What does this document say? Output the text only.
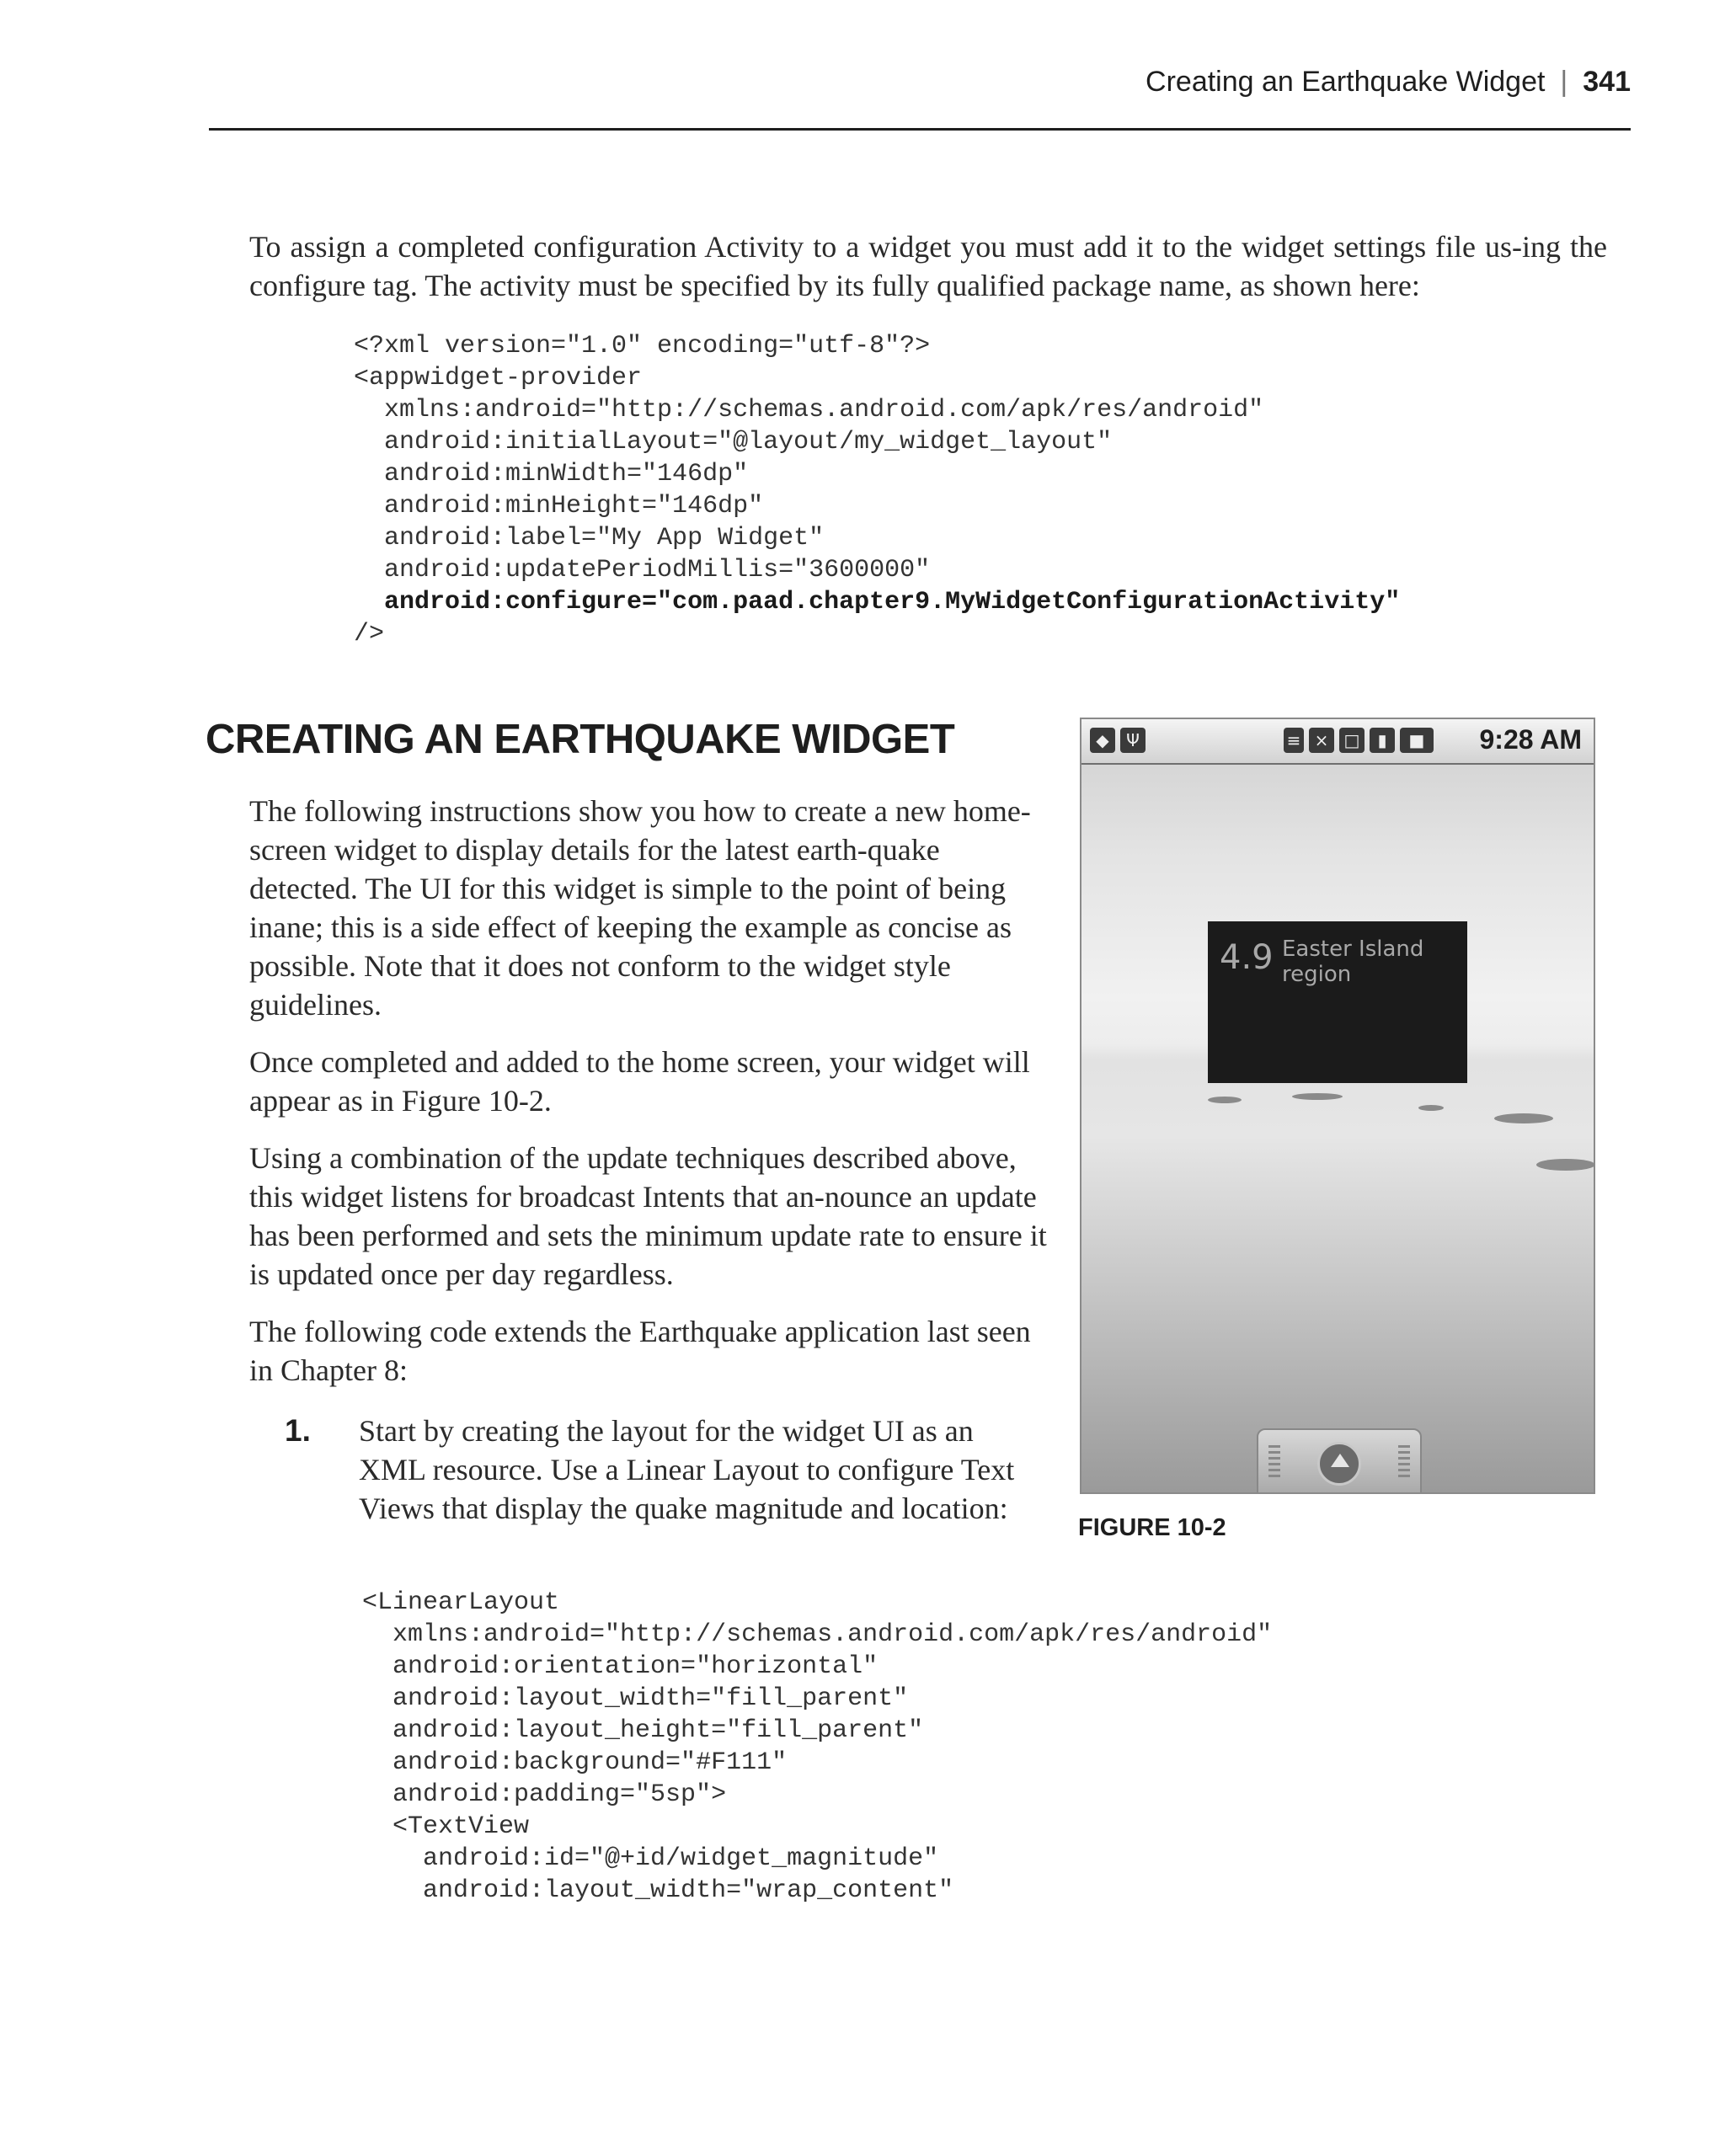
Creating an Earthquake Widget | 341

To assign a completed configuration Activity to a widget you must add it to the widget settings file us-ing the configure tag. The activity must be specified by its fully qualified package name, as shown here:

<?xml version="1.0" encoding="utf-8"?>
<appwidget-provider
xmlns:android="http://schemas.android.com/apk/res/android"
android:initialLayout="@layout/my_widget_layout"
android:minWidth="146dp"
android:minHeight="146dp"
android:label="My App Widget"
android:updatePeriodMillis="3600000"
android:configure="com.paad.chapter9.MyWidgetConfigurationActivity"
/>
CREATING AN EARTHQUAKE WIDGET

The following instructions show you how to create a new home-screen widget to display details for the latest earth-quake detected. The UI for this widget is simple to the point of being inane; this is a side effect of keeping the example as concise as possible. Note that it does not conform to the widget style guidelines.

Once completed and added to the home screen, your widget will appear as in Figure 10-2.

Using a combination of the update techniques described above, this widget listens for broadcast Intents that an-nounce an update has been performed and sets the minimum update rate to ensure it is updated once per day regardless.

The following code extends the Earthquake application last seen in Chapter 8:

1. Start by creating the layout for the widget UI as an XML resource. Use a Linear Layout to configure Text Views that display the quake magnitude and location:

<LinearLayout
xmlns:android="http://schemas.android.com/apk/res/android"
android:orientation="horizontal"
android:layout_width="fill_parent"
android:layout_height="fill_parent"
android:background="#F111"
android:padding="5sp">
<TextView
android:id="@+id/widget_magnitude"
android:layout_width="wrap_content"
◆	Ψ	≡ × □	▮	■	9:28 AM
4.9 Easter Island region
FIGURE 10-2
--
* [BRIEF]
Omit the pictures and give the material again, exactly and in full.

* [RESULT BELOW]
What does this document say? Output the text only.
Creating an Earthquake Widget | 341

To assign a completed configuration Activity to a widget you must add it to the widget settings file us-ing the configure tag. The activity must be specified by its fully qualified package name, as shown here:

<?xml version="1.0" encoding="utf-8"?>
<appwidget-provider
xmlns:android="http://schemas.android.com/apk/res/android"
android:initialLayout="@layout/my_widget_layout"
android:minWidth="146dp"
android:minHeight="146dp"
android:label="My App Widget"
android:updatePeriodMillis="3600000"
android:configure="com.paad.chapter9.MyWidgetConfigurationActivity"
/>
CREATING AN EARTHQUAKE WIDGET

The following instructions show you how to create a new home-screen widget to display details for the latest earth-quake detected. The UI for this widget is simple to the point of being inane; this is a side effect of keeping the example as concise as possible. Note that it does not conform to the widget style guidelines.

Once completed and added to the home screen, your widget will appear as in Figure 10-2.

Using a combination of the update techniques described above, this widget listens for broadcast Intents that an-nounce an update has been performed and sets the minimum update rate to ensure it is updated once per day regardless.

The following code extends the Earthquake application last seen in Chapter 8:

1. Start by creating the layout for the widget UI as an XML resource. Use a Linear Layout to configure Text Views that display the quake magnitude and location:

<LinearLayout
xmlns:android="http://schemas.android.com/apk/res/android"
android:orientation="horizontal"
android:layout_width="fill_parent"
android:layout_height="fill_parent"
android:background="#F111"
android:padding="5sp">
<TextView
android:id="@+id/widget_magnitude"
android:layout_width="wrap_content"
◆	Ψ	≡ × □	▮	■	9:28 AM
4.9 Easter Island region
FIGURE 10-2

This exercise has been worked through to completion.